#### Written exercise
Look for the word "front" in the entries below, then copy every line that has it.

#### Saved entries
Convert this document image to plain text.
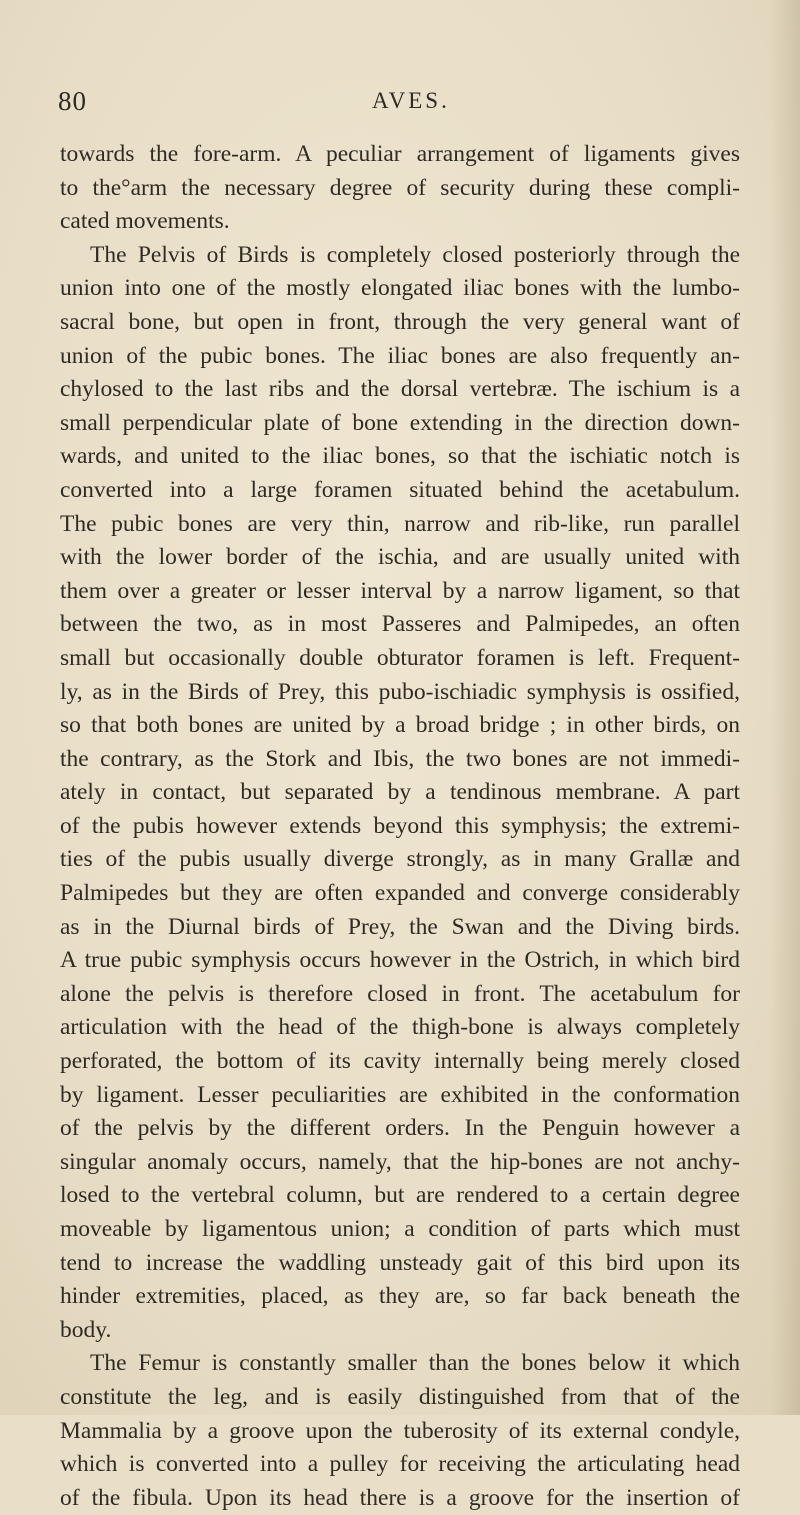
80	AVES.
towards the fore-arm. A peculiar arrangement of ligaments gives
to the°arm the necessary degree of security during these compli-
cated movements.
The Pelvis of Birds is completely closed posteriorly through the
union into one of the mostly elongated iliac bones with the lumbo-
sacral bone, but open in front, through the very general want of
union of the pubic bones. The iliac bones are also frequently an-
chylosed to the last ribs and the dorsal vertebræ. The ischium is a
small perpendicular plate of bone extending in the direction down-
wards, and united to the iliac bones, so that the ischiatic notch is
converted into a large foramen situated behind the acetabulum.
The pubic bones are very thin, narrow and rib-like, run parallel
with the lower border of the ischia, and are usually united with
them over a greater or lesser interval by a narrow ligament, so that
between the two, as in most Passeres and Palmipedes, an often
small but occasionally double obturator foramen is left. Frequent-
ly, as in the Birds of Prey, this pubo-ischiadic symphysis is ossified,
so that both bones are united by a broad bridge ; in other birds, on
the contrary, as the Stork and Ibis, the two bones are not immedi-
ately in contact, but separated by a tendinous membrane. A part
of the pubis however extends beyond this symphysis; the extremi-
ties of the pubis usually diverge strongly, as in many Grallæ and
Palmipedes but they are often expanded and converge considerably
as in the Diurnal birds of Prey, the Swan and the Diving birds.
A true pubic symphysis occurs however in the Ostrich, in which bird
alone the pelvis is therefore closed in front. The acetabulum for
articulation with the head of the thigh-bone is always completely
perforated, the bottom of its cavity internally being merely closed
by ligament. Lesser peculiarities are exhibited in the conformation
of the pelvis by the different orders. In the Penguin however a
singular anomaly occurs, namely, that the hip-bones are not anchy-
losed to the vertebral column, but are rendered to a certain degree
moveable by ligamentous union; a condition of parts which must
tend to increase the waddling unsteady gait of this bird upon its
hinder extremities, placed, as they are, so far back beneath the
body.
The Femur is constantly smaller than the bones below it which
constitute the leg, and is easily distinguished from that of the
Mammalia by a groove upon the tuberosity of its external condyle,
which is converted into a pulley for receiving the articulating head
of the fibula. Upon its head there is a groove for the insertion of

==

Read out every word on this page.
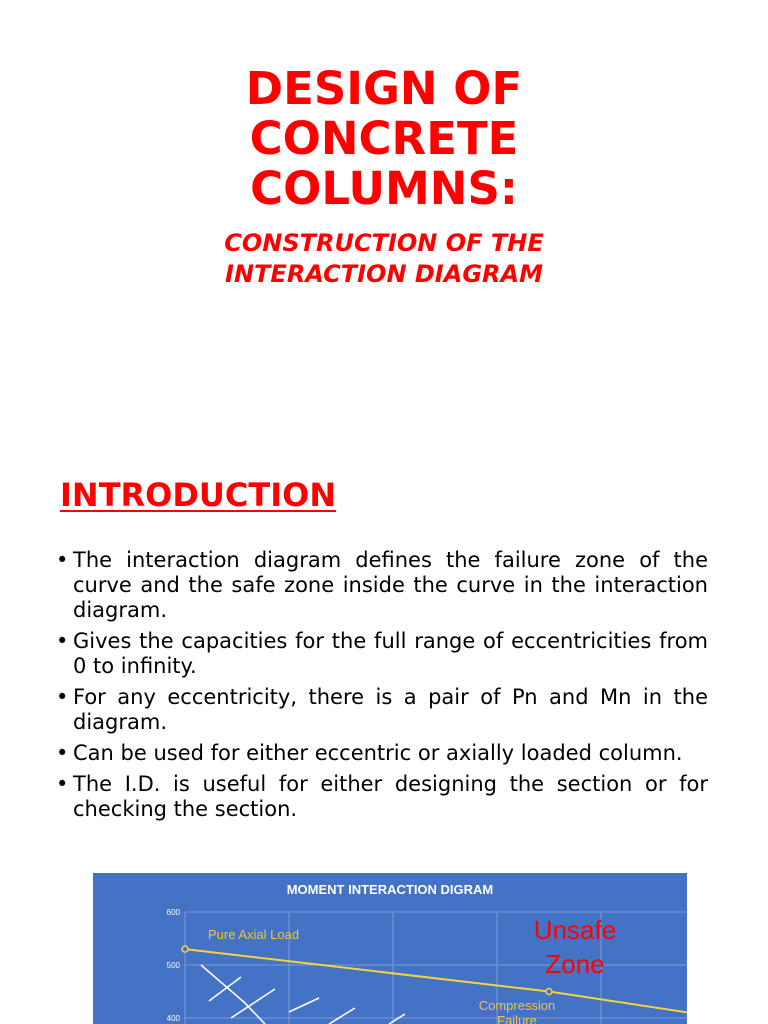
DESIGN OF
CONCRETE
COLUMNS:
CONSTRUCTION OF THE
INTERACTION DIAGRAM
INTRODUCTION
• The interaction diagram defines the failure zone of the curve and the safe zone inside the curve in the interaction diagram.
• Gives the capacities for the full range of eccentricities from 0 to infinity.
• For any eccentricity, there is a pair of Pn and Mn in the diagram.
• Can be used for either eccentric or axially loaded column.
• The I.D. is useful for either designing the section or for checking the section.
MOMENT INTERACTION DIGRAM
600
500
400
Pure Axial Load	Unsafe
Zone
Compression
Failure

---

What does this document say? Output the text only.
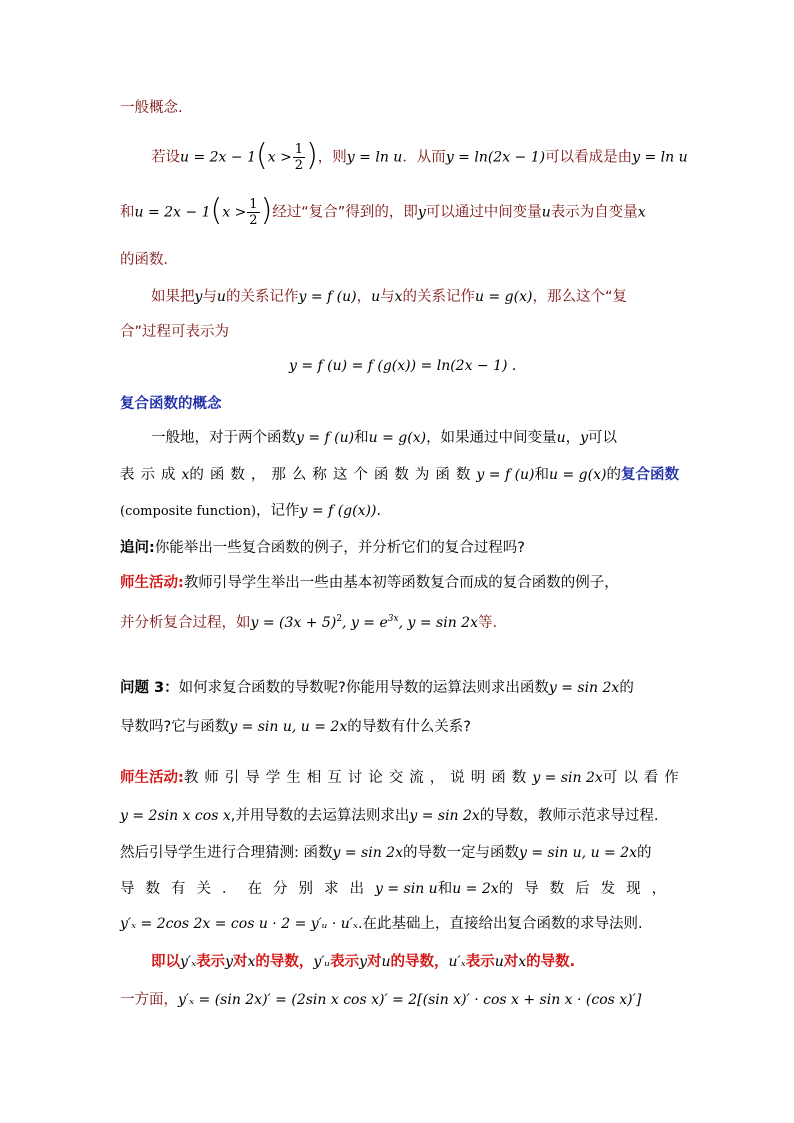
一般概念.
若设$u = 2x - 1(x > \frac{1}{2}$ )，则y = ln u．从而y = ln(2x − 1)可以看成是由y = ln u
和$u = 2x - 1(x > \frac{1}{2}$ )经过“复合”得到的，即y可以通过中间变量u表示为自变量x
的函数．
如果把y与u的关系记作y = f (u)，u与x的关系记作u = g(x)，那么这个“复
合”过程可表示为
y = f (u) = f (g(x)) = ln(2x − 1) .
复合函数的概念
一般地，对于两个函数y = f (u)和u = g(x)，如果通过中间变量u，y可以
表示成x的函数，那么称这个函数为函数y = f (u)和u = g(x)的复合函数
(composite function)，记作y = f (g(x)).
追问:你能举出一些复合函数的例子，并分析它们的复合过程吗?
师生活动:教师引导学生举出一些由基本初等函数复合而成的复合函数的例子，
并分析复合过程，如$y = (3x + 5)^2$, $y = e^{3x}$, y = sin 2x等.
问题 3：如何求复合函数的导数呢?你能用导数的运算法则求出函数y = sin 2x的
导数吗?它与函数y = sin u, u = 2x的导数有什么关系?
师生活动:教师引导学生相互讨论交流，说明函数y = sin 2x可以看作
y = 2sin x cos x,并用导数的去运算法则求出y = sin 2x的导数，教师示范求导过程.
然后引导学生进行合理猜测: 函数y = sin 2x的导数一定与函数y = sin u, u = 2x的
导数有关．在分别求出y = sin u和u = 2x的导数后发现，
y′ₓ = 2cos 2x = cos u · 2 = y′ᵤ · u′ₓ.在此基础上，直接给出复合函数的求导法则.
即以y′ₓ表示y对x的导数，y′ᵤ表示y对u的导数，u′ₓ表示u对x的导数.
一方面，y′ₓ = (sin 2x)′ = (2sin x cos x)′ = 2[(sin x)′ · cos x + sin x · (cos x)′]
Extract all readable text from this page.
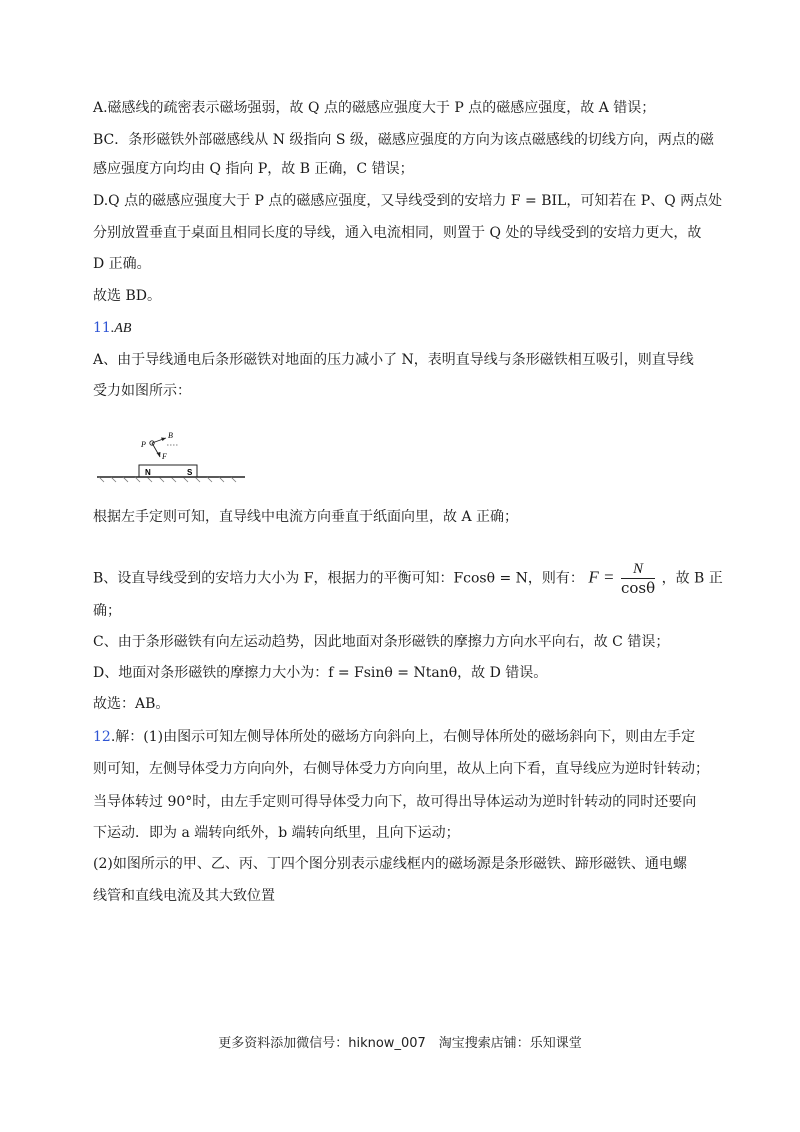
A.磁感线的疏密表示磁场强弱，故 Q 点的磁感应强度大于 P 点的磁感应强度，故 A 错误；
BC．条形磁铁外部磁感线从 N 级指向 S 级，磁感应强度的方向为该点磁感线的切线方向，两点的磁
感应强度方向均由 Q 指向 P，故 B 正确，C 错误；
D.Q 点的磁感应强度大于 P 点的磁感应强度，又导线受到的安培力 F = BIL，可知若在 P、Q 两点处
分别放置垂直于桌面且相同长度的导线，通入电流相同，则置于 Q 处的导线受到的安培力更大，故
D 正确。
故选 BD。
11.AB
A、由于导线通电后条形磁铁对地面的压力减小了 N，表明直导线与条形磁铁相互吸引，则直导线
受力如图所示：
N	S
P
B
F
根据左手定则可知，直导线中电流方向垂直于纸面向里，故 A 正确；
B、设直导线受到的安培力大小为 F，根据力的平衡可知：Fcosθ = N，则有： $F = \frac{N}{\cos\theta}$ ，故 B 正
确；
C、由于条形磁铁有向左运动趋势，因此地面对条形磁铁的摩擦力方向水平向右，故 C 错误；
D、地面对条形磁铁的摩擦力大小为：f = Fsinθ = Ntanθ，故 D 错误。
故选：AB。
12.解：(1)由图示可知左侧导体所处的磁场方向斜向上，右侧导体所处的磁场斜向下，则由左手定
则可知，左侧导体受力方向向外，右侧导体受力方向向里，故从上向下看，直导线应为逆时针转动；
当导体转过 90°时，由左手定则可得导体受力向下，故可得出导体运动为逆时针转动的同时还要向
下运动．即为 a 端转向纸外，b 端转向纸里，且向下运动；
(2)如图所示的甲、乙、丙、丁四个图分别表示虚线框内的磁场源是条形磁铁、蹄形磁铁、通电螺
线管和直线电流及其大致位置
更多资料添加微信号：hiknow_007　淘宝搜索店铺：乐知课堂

#### Solution to this task
sacral bone, but open in front, through the very general want of
alone the pelvis is therefore closed in front. The acetabulum for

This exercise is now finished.